— Exercise prompt —
Copy each of the following records line for line, keeping every character unchanged.

— Extracted entries —
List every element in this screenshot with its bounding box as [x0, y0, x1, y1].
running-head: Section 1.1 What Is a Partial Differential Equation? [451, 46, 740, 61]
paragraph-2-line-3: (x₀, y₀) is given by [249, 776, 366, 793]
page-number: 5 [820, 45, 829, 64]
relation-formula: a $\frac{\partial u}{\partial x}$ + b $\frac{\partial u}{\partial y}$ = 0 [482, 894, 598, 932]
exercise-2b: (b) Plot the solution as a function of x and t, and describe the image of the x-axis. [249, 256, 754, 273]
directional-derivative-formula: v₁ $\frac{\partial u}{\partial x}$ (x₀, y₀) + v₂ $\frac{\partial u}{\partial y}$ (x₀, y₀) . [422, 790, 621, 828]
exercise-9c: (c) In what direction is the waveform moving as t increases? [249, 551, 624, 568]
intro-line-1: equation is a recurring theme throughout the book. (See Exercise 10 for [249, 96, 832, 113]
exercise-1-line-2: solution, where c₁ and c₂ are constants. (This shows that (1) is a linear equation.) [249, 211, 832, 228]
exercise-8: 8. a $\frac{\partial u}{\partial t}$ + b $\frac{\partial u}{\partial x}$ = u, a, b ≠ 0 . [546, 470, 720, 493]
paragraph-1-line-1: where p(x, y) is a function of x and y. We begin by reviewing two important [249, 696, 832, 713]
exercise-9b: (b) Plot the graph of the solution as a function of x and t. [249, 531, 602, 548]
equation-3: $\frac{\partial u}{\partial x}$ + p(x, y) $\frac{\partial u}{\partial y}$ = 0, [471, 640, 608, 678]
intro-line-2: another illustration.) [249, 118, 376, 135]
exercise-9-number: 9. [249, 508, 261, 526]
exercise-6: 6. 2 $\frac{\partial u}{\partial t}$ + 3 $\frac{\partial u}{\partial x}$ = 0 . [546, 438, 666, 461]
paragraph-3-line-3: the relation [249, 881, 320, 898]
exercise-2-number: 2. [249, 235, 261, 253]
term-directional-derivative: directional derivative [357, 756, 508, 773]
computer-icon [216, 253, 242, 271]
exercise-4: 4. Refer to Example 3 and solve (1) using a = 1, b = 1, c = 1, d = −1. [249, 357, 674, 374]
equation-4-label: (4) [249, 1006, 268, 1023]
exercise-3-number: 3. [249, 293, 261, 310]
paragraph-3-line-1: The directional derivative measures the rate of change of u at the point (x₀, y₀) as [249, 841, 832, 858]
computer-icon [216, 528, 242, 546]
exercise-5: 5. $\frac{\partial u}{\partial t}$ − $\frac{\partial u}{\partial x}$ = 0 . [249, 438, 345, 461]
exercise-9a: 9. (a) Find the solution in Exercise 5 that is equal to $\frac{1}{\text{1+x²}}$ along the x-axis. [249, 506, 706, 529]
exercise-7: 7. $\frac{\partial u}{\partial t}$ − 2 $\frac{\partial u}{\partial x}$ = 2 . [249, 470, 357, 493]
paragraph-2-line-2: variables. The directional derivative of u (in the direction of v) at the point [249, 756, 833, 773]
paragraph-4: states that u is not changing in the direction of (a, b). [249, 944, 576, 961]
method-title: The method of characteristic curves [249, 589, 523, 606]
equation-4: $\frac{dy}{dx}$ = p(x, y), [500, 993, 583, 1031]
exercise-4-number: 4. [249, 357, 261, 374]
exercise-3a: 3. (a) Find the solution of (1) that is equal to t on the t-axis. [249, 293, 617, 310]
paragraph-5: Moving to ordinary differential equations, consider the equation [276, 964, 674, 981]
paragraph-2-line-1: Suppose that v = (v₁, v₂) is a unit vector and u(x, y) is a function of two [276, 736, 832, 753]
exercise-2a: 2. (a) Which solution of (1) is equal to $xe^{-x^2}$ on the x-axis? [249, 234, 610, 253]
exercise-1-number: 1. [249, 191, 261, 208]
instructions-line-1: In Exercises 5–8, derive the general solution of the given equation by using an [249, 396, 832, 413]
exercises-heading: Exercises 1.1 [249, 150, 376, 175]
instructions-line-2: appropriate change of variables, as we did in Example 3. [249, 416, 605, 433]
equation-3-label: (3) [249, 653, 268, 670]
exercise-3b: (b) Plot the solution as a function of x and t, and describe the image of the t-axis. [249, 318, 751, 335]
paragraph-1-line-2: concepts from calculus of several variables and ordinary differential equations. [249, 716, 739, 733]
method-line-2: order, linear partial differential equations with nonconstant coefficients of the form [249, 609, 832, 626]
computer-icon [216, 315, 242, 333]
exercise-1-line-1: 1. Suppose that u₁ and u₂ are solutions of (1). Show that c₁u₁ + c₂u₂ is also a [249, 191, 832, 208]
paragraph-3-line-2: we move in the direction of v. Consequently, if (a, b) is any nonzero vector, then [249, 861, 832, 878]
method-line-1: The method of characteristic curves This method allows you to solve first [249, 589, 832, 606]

— Result for this task —
List every element in this screenshot with its bounding box as [x0, y0, x1, y1].
running-head: Section 1.1 What Is a Partial Differential Equation? [451, 46, 740, 61]
paragraph-2-line-3: (x₀, y₀) is given by [249, 776, 366, 793]
page-number: 5 [820, 45, 829, 64]
relation-formula: a $\frac{\partial u}{\partial x}$ + b $\frac{\partial u}{\partial y}$ = 0 [482, 894, 598, 932]
exercise-2b: (b) Plot the solution as a function of x and t, and describe the image of the x-axis. [249, 256, 754, 273]
directional-derivative-formula: v₁ $\frac{\partial u}{\partial x}$ (x₀, y₀) + v₂ $\frac{\partial u}{\partial y}$ (x₀, y₀) . [422, 790, 621, 828]
exercise-9c: (c) In what direction is the waveform moving as t increases? [249, 551, 624, 568]
intro-line-1: equation is a recurring theme throughout the book. (See Exercise 10 for [249, 96, 832, 113]
exercise-1-line-2: solution, where c₁ and c₂ are constants. (This shows that (1) is a linear equation.) [249, 211, 832, 228]
exercise-8: 8. a $\frac{\partial u}{\partial t}$ + b $\frac{\partial u}{\partial x}$ = u, a, b ≠ 0 . [546, 470, 720, 493]
paragraph-1-line-1: where p(x, y) is a function of x and y. We begin by reviewing two important [249, 696, 832, 713]
exercise-9b: (b) Plot the graph of the solution as a function of x and t. [249, 531, 602, 548]
equation-3: $\frac{\partial u}{\partial x}$ + p(x, y) $\frac{\partial u}{\partial y}$ = 0, [471, 640, 608, 678]
intro-line-2: another illustration.) [249, 118, 376, 135]
exercise-9-number: 9. [249, 508, 261, 526]
exercise-6: 6. 2 $\frac{\partial u}{\partial t}$ + 3 $\frac{\partial u}{\partial x}$ = 0 . [546, 438, 666, 461]
paragraph-3-line-3: the relation [249, 881, 320, 898]
exercise-2-number: 2. [249, 235, 261, 253]
term-directional-derivative: directional derivative [357, 756, 508, 773]
computer-icon [216, 253, 242, 271]
exercise-4: 4. Refer to Example 3 and solve (1) using a = 1, b = 1, c = 1, d = −1. [249, 357, 674, 374]
equation-4-label: (4) [249, 1006, 268, 1023]
exercise-3-number: 3. [249, 293, 261, 310]
paragraph-3-line-1: The directional derivative measures the rate of change of u at the point (x₀, y₀) as [249, 841, 832, 858]
computer-icon [216, 528, 242, 546]
exercise-5: 5. $\frac{\partial u}{\partial t}$ − $\frac{\partial u}{\partial x}$ = 0 . [249, 438, 345, 461]
exercise-9a: 9. (a) Find the solution in Exercise 5 that is equal to $\frac{1}{\text{1+x²}}$ along the x-axis. [249, 506, 706, 529]
exercise-7: 7. $\frac{\partial u}{\partial t}$ − 2 $\frac{\partial u}{\partial x}$ = 2 . [249, 470, 357, 493]
paragraph-2-line-2: variables. The directional derivative of u (in the direction of v) at the point [249, 756, 833, 773]
paragraph-4: states that u is not changing in the direction of (a, b). [249, 944, 576, 961]
method-title: The method of characteristic curves [249, 589, 523, 606]
equation-4: $\frac{dy}{dx}$ = p(x, y), [500, 993, 583, 1031]
exercise-4-number: 4. [249, 357, 261, 374]
exercise-3a: 3. (a) Find the solution of (1) that is equal to t on the t-axis. [249, 293, 617, 310]
paragraph-5: Moving to ordinary differential equations, consider the equation [276, 964, 674, 981]
paragraph-2-line-1: Suppose that v = (v₁, v₂) is a unit vector and u(x, y) is a function of two [276, 736, 832, 753]
exercise-2a: 2. (a) Which solution of (1) is equal to $xe^{-x^2}$ on the x-axis? [249, 234, 610, 253]
exercise-1-number: 1. [249, 191, 261, 208]
instructions-line-1: In Exercises 5–8, derive the general solution of the given equation by using an [249, 396, 832, 413]
exercises-heading: Exercises 1.1 [249, 150, 376, 175]
instructions-line-2: appropriate change of variables, as we did in Example 3. [249, 416, 605, 433]
equation-3-label: (3) [249, 653, 268, 670]
exercise-3b: (b) Plot the solution as a function of x and t, and describe the image of the t-axis. [249, 318, 751, 335]
paragraph-1-line-2: concepts from calculus of several variables and ordinary differential equations. [249, 716, 739, 733]
method-line-2: order, linear partial differential equations with nonconstant coefficients of the form [249, 609, 832, 626]
computer-icon [216, 315, 242, 333]
exercise-1-line-1: 1. Suppose that u₁ and u₂ are solutions of (1). Show that c₁u₁ + c₂u₂ is also a [249, 191, 832, 208]
paragraph-3-line-2: we move in the direction of v. Consequently, if (a, b) is any nonzero vector, then [249, 861, 832, 878]
method-line-1: The method of characteristic curves This method allows you to solve first [249, 589, 832, 606]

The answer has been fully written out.